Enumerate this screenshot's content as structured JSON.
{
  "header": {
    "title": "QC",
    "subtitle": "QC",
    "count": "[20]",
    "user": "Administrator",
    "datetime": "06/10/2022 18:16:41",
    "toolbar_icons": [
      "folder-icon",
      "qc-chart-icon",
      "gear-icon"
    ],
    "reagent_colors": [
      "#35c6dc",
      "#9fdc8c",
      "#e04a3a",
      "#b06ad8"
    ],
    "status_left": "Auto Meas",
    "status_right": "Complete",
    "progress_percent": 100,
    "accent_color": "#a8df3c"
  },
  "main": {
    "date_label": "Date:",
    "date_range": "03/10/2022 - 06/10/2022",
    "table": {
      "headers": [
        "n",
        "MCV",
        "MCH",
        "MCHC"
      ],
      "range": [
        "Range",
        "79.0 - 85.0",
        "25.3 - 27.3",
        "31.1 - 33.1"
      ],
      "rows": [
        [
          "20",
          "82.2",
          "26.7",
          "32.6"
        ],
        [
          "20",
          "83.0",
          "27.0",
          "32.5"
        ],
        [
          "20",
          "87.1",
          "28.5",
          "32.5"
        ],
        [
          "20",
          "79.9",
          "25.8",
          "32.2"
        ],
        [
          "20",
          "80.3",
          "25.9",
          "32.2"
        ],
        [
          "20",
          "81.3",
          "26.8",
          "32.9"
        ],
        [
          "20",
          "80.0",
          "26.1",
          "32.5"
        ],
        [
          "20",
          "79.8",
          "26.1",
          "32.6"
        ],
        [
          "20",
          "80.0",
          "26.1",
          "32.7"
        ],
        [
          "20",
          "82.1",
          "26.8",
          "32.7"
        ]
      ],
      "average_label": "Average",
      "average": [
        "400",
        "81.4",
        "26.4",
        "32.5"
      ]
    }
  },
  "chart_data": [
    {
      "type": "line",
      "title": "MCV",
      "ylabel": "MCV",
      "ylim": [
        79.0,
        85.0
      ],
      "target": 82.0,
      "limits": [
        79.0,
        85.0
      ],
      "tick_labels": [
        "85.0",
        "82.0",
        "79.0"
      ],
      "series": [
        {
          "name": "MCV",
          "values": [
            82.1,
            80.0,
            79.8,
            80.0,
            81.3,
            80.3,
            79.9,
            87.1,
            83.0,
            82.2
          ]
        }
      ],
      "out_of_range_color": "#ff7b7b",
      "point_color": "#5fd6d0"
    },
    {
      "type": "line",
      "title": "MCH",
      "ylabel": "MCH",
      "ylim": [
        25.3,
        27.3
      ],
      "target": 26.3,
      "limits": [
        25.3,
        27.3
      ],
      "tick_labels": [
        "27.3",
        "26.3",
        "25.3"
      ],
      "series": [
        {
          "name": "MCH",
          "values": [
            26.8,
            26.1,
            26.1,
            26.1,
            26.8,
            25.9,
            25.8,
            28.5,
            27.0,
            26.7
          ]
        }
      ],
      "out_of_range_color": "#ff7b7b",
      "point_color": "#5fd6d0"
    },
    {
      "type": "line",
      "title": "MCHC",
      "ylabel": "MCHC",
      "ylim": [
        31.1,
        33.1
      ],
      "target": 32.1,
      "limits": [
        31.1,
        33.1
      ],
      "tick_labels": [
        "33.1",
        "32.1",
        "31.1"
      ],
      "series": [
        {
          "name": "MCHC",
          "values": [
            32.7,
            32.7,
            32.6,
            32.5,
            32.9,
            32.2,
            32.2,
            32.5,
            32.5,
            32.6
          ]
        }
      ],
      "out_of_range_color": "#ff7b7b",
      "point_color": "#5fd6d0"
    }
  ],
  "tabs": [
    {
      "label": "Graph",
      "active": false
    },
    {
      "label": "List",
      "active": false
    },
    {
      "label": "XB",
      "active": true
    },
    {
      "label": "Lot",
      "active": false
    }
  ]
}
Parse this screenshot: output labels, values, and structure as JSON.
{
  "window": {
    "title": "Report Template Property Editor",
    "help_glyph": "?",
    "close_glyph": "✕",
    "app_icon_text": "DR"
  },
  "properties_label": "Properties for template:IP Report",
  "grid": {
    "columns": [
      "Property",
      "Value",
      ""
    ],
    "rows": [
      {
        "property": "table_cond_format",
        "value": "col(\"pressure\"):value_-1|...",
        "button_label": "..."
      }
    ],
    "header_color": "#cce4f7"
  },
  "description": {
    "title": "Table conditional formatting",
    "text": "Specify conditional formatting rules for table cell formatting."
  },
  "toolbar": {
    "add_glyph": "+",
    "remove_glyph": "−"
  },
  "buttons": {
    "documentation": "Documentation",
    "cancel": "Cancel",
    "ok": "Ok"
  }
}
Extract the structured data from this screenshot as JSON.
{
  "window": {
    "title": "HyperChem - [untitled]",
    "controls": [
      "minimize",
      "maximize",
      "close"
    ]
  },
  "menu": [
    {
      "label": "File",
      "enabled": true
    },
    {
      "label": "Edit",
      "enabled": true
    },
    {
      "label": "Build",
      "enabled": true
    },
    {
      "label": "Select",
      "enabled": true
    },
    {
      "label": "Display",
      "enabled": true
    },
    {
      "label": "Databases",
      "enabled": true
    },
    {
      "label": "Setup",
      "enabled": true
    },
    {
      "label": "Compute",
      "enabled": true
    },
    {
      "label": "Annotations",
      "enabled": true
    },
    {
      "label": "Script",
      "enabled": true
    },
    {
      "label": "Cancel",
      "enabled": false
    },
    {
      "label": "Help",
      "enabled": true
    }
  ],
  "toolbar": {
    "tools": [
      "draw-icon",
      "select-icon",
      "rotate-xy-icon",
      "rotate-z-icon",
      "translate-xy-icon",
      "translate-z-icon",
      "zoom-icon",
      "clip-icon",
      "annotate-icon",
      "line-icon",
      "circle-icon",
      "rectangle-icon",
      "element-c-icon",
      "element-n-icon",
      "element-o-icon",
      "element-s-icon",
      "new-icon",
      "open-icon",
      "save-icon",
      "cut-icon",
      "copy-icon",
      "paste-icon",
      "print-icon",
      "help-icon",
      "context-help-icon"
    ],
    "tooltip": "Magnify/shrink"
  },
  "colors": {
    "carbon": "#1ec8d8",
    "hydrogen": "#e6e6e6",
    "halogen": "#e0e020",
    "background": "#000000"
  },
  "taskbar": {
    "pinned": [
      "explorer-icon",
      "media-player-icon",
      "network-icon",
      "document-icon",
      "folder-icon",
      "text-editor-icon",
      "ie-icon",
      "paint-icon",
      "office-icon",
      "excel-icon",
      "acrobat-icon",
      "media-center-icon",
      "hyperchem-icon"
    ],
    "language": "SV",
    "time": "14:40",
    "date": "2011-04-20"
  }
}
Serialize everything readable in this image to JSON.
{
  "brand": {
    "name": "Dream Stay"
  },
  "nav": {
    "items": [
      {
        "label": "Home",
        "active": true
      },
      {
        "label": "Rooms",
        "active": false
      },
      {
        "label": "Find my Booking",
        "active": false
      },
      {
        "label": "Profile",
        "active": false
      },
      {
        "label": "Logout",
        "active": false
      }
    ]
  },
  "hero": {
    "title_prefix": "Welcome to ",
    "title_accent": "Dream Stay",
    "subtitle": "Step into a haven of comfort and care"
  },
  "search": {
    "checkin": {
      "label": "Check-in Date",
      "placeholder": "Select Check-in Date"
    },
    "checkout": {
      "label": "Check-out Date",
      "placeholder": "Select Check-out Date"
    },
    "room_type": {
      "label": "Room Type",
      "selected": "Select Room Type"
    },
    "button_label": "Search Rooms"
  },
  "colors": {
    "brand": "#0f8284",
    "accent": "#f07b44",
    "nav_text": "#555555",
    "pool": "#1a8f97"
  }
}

» **Exercise objective**: Report only the number of lines that hold the word "subtitle".

» **Response below**: 2